In the entries below, count every line containing "this". Return the number and nothing else.

Data entries for graphics
==*==

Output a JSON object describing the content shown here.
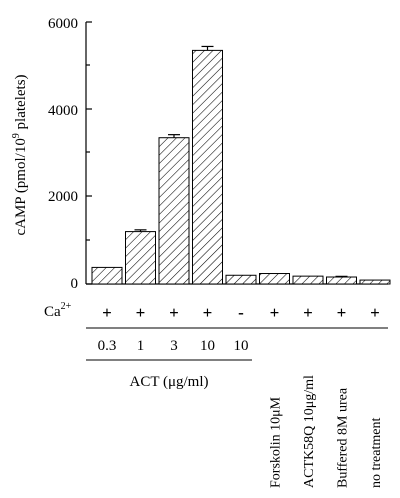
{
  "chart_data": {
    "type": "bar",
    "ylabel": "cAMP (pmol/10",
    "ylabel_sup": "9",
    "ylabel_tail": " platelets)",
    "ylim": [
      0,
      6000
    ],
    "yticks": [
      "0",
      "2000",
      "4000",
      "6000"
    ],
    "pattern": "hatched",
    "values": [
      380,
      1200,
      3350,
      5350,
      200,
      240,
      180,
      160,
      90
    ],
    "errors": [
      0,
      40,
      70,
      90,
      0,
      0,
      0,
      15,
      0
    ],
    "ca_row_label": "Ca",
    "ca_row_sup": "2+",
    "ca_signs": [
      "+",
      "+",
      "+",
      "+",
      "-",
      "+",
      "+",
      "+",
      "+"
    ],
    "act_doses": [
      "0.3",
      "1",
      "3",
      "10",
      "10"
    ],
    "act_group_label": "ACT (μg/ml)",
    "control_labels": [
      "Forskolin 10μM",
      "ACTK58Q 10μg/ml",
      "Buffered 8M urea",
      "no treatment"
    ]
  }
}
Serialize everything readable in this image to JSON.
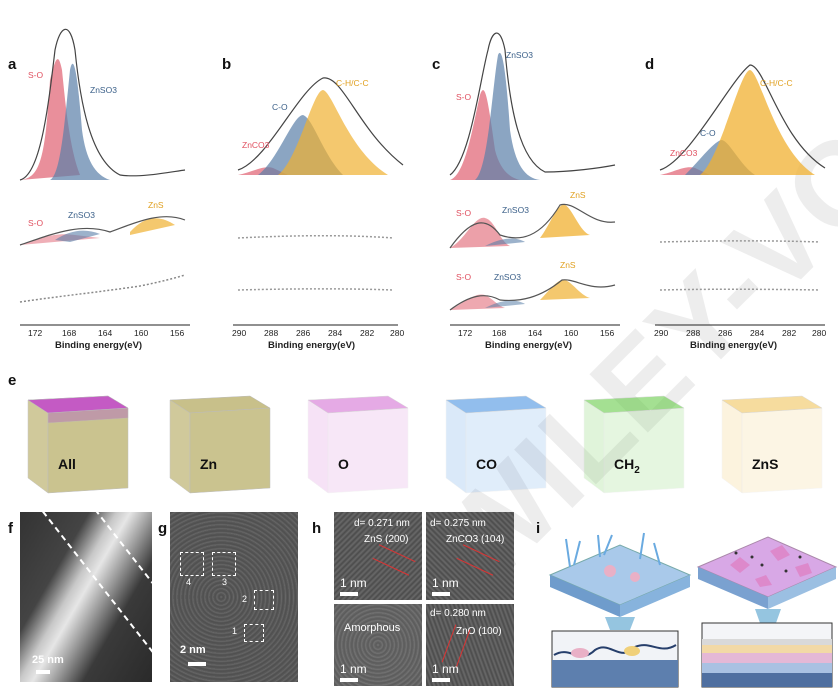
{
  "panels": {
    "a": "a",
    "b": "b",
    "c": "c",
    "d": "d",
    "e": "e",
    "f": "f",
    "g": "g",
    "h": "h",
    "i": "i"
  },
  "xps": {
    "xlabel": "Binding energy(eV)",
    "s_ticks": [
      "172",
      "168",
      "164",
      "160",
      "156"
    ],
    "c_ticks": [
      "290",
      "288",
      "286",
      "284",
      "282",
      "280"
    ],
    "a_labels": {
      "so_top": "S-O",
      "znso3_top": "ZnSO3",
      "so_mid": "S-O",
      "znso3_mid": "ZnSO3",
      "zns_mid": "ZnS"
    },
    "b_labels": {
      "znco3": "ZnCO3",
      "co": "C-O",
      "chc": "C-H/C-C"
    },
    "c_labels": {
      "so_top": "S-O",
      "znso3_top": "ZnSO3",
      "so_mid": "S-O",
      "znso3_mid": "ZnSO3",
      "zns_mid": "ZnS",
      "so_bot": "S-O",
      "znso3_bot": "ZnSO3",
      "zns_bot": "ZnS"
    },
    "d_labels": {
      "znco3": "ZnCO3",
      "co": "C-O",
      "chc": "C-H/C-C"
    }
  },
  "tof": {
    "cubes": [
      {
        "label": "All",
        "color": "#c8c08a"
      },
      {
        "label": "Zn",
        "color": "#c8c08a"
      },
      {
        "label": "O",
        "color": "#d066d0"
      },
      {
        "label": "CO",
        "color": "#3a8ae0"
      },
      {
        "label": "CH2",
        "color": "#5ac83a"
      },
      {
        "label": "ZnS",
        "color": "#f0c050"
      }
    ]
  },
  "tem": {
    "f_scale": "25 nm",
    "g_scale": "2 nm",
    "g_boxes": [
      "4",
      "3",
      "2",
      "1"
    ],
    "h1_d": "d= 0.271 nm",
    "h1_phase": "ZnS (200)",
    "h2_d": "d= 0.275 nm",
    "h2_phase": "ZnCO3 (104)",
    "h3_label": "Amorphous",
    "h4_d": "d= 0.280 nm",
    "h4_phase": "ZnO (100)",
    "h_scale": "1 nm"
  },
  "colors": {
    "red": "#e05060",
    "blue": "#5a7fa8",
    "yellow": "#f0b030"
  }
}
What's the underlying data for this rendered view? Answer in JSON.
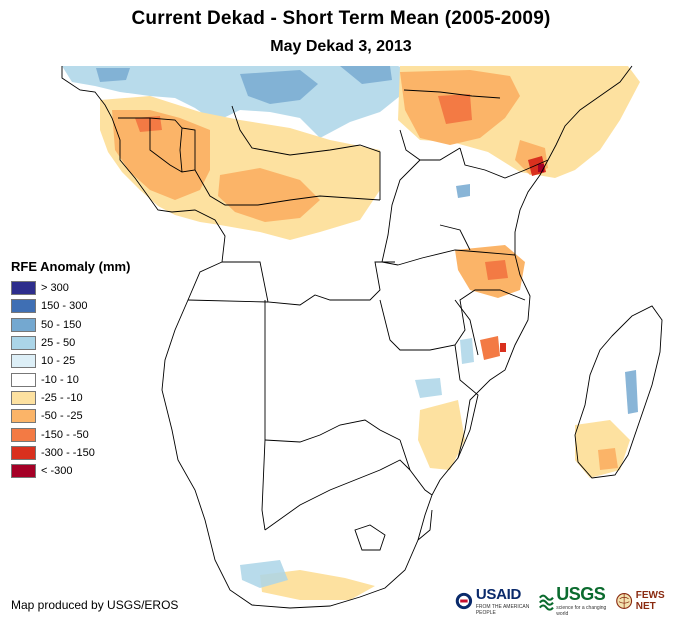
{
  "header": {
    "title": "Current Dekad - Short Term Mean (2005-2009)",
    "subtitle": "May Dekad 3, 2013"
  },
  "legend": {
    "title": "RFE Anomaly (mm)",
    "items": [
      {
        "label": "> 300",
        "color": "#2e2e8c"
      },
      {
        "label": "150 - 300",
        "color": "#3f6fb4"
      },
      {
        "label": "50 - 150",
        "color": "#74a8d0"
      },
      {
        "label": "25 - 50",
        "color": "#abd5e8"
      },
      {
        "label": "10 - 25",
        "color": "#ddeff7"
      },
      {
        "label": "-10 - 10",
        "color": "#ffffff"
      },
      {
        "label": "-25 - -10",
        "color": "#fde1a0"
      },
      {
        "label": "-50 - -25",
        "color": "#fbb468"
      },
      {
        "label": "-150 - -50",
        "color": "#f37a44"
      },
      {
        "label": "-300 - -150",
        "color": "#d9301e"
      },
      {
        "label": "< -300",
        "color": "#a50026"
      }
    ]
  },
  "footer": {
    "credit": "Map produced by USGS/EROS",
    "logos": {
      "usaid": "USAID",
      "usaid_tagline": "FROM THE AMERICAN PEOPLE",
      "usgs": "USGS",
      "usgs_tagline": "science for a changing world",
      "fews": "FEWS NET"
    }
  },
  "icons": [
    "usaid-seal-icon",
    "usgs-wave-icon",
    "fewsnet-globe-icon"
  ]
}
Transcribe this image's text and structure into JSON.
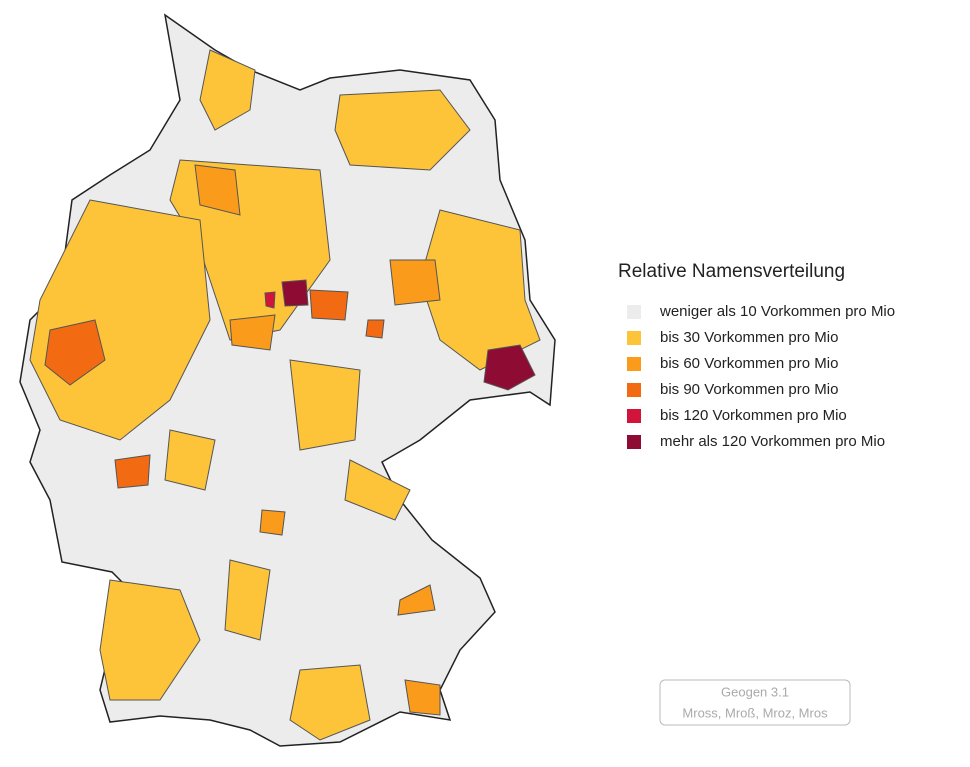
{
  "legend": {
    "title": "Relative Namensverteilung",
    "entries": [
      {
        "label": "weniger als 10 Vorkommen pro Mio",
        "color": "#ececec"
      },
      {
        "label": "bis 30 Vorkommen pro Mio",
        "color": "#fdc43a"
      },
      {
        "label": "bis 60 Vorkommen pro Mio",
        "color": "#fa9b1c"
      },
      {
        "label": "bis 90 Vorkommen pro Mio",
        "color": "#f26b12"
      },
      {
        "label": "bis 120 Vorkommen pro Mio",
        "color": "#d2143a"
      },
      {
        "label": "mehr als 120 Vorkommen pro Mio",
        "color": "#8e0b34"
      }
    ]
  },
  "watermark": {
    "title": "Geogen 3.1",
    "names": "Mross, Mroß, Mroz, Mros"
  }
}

==*==

WORKED SOLUTION: 3